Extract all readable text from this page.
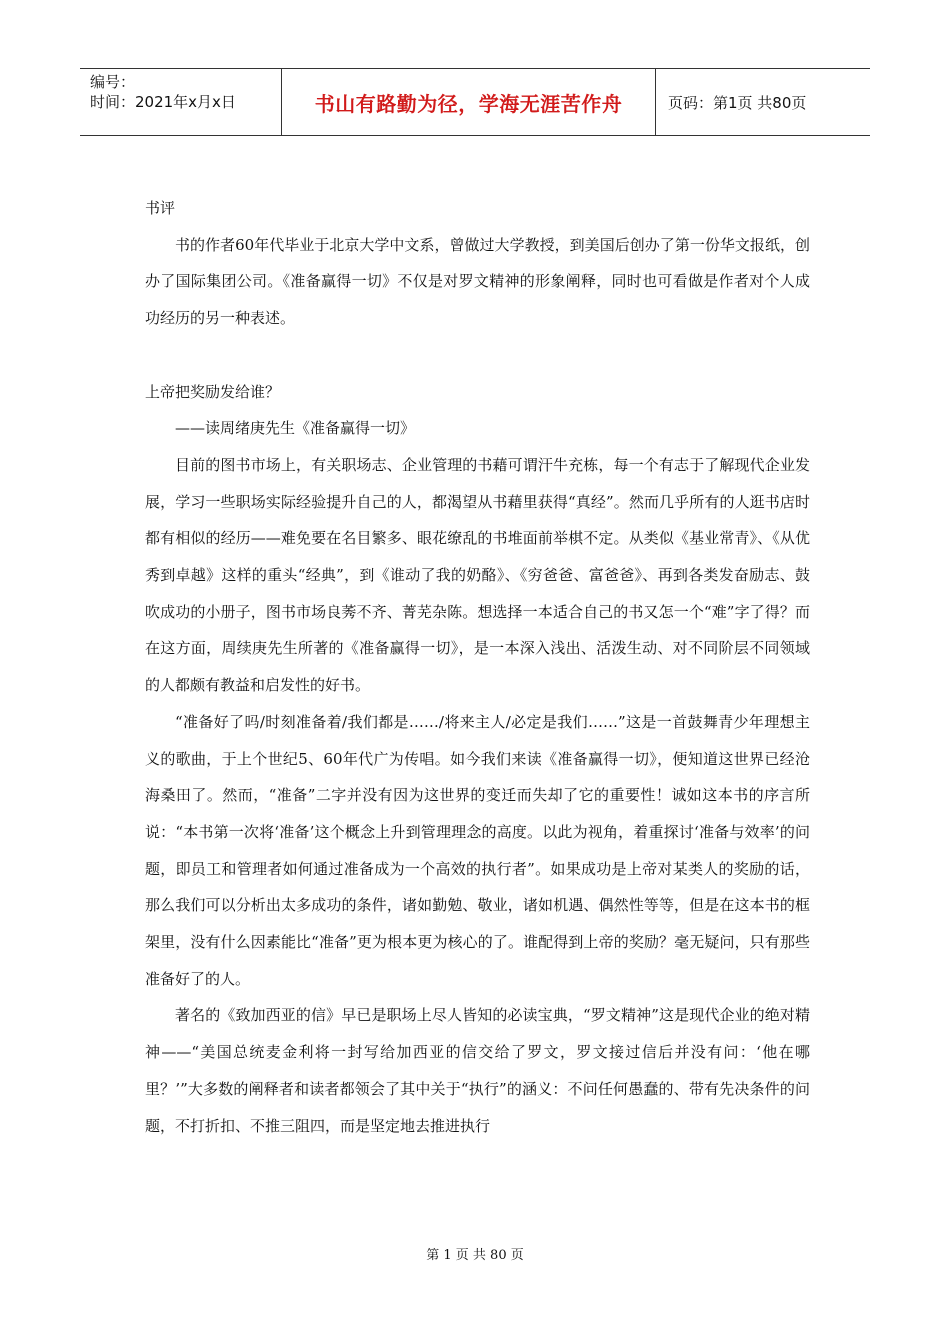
编号：
时间：2021年x月x日	书山有路勤为径，学海无涯苦作舟	页码：第1页 共80页

书评

书的作者60年代毕业于北京大学中文系，曾做过大学教授，到美国后创办了第一份华文报纸，创办了国际集团公司。《准备赢得一切》不仅是对罗文精神的形象阐释，同时也可看做是作者对个人成功经历的另一种表述。

上帝把奖励发给谁？

——读周绪庚先生《准备赢得一切》

目前的图书市场上，有关职场志、企业管理的书藉可谓汗牛充栋，每一个有志于了解现代企业发展，学习一些职场实际经验提升自己的人，都渴望从书藉里获得“真经”。然而几乎所有的人逛书店时都有相似的经历——难免要在名目繁多、眼花缭乱的书堆面前举棋不定。从类似《基业常青》、《从优秀到卓越》这样的重头“经典”，到《谁动了我的奶酪》、《穷爸爸、富爸爸》、再到各类发奋励志、鼓吹成功的小册子，图书市场良莠不齐、菁芜杂陈。想选择一本适合自己的书又怎一个“难”字了得？而在这方面，周续庚先生所著的《准备赢得一切》，是一本深入浅出、活泼生动、对不同阶层不同领域的人都颇有教益和启发性的好书。

“准备好了吗/时刻准备着/我们都是……/将来主人/必定是我们……”这是一首鼓舞青少年理想主义的歌曲，于上个世纪5、60年代广为传唱。如今我们来读《准备赢得一切》，便知道这世界已经沧海桑田了。然而，“准备”二字并没有因为这世界的变迁而失却了它的重要性！诚如这本书的序言所说：“本书第一次将‘准备’这个概念上升到管理理念的高度。以此为视角，着重探讨‘准备与效率’的问题，即员工和管理者如何通过准备成为一个高效的执行者”。如果成功是上帝对某类人的奖励的话，那么我们可以分析出太多成功的条件，诸如勤勉、敬业，诸如机遇、偶然性等等，但是在这本书的框架里，没有什么因素能比“准备”更为根本更为核心的了。谁配得到上帝的奖励？毫无疑问，只有那些准备好了的人。

著名的《致加西亚的信》早已是职场上尽人皆知的必读宝典，“罗文精神”这是现代企业的绝对精神——“美国总统麦金利将一封写给加西亚的信交给了罗文，罗文接过信后并没有问：‘他在哪里？’”大多数的阐释者和读者都领会了其中关于“执行”的涵义：不问任何愚蠢的、带有先决条件的问题，不打折扣、不推三阻四，而是坚定地去推进执行

第 1 页 共 80 页
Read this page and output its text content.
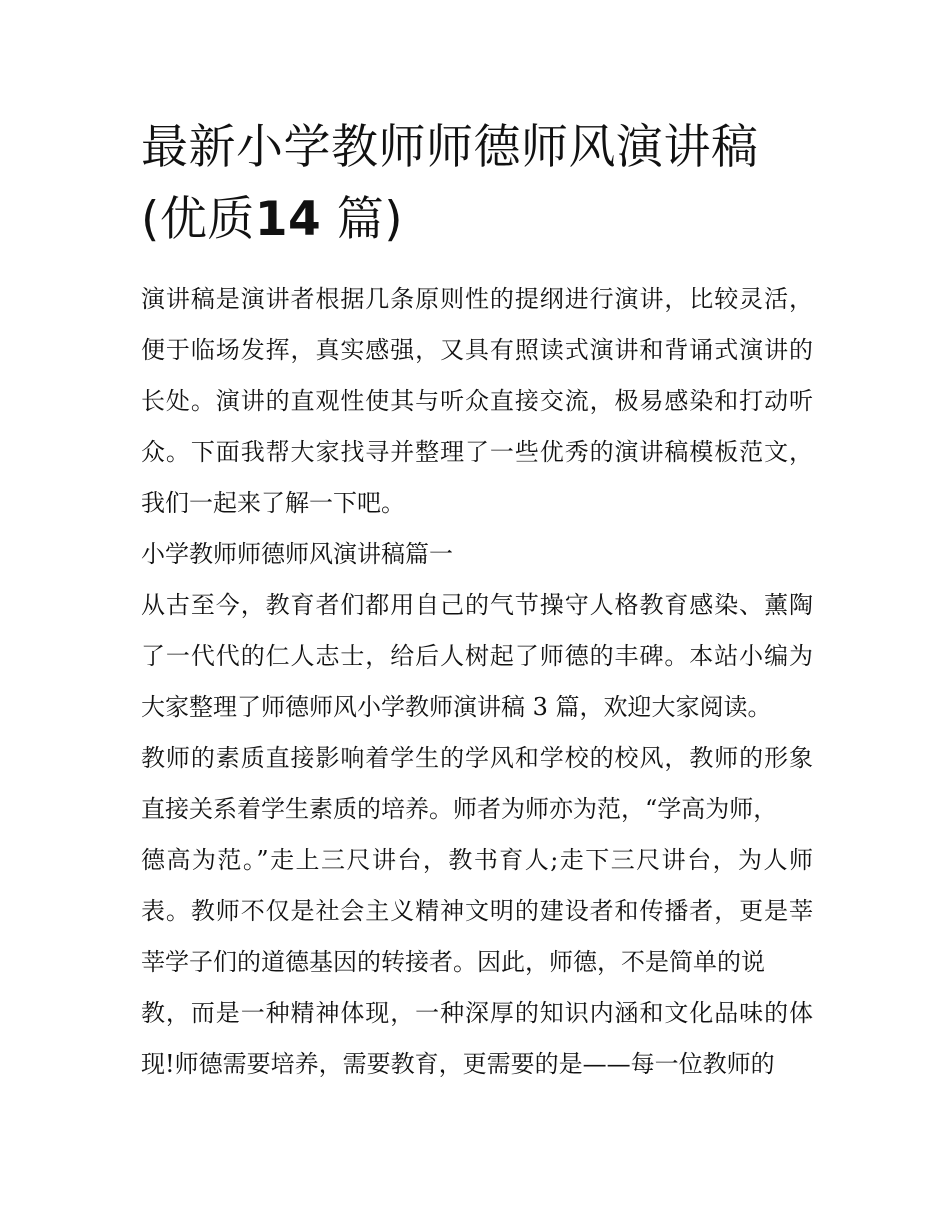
最新小学教师师德师风演讲稿
(优质14 篇)
演讲稿是演讲者根据几条原则性的提纲进行演讲，比较灵活，
便于临场发挥，真实感强，又具有照读式演讲和背诵式演讲的
长处。演讲的直观性使其与听众直接交流，极易感染和打动听
众。下面我帮大家找寻并整理了一些优秀的演讲稿模板范文，
我们一起来了解一下吧。
小学教师师德师风演讲稿篇一
从古至今，教育者们都用自己的气节操守人格教育感染、薰陶
了一代代的仁人志士，给后人树起了师德的丰碑。本站小编为
大家整理了师德师风小学教师演讲稿 3 篇，欢迎大家阅读。
教师的素质直接影响着学生的学风和学校的校风，教师的形象
直接关系着学生素质的培养。师者为师亦为范，“学高为师，
德高为范。”走上三尺讲台，教书育人;走下三尺讲台，为人师
表。教师不仅是社会主义精神文明的建设者和传播者，更是莘
莘学子们的道德基因的转接者。因此，师德，不是简单的说
教，而是一种精神体现，一种深厚的知识内涵和文化品味的体
现!师德需要培养，需要教育，更需要的是——每一位教师的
---
• Task to complete
Write out, exactly as given, the line containing "Read this page and output its text content." and every line after it through the end, with no pictures.

• Solution to the exercise
Read this page and output its text content.
最新小学教师师德师风演讲稿
(优质14 篇)
演讲稿是演讲者根据几条原则性的提纲进行演讲，比较灵活，
便于临场发挥，真实感强，又具有照读式演讲和背诵式演讲的
长处。演讲的直观性使其与听众直接交流，极易感染和打动听
众。下面我帮大家找寻并整理了一些优秀的演讲稿模板范文，
我们一起来了解一下吧。
小学教师师德师风演讲稿篇一
从古至今，教育者们都用自己的气节操守人格教育感染、薰陶
了一代代的仁人志士，给后人树起了师德的丰碑。本站小编为
大家整理了师德师风小学教师演讲稿 3 篇，欢迎大家阅读。
教师的素质直接影响着学生的学风和学校的校风，教师的形象
直接关系着学生素质的培养。师者为师亦为范，“学高为师，
德高为范。”走上三尺讲台，教书育人;走下三尺讲台，为人师
表。教师不仅是社会主义精神文明的建设者和传播者，更是莘
莘学子们的道德基因的转接者。因此，师德，不是简单的说
教，而是一种精神体现，一种深厚的知识内涵和文化品味的体
现!师德需要培养，需要教育，更需要的是——每一位教师的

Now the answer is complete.